-- BEGIN --

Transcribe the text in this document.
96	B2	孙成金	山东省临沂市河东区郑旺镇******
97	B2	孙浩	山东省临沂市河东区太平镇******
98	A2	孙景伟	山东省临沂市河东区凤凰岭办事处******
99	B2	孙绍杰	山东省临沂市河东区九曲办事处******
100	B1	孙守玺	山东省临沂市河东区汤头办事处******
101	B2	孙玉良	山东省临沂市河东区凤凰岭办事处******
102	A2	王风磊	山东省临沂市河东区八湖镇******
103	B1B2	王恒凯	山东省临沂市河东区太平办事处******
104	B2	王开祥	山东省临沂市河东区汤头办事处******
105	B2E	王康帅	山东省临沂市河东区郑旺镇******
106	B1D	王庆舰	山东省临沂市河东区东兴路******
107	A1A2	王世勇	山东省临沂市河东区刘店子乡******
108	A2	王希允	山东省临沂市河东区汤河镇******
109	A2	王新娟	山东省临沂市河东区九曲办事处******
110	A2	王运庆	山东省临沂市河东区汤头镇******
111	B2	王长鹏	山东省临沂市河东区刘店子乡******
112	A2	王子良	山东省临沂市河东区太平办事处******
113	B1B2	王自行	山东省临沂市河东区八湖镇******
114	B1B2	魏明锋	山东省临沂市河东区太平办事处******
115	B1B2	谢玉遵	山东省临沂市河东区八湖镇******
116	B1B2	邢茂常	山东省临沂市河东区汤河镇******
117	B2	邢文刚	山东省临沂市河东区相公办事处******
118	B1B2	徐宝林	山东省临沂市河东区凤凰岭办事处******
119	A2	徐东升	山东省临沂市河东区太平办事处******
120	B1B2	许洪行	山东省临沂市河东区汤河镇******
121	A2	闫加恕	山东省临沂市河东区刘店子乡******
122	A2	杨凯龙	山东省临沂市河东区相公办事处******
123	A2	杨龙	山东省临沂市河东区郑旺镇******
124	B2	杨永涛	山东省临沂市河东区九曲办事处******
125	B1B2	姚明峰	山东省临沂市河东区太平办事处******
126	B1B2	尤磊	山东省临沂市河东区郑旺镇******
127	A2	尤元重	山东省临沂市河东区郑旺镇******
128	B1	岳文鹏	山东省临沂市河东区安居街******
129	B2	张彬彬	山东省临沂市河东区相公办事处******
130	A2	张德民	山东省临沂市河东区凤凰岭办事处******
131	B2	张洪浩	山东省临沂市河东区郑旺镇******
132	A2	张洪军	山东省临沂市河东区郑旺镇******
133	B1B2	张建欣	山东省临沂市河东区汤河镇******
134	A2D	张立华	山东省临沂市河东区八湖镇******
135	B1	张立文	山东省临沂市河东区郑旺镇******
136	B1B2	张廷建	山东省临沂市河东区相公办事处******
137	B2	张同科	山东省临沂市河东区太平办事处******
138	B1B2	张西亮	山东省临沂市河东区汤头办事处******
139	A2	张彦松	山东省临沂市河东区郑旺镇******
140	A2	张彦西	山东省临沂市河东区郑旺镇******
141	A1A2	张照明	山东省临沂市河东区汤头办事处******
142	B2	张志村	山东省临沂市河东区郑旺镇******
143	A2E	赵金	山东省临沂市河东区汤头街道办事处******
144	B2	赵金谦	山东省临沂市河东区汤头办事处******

-- END --

= EXERCISE GOAL =
Only a number is wanted: how many lines contain the word "山东省临沂市河东区汤河镇"?

= THE SOLUTION =
4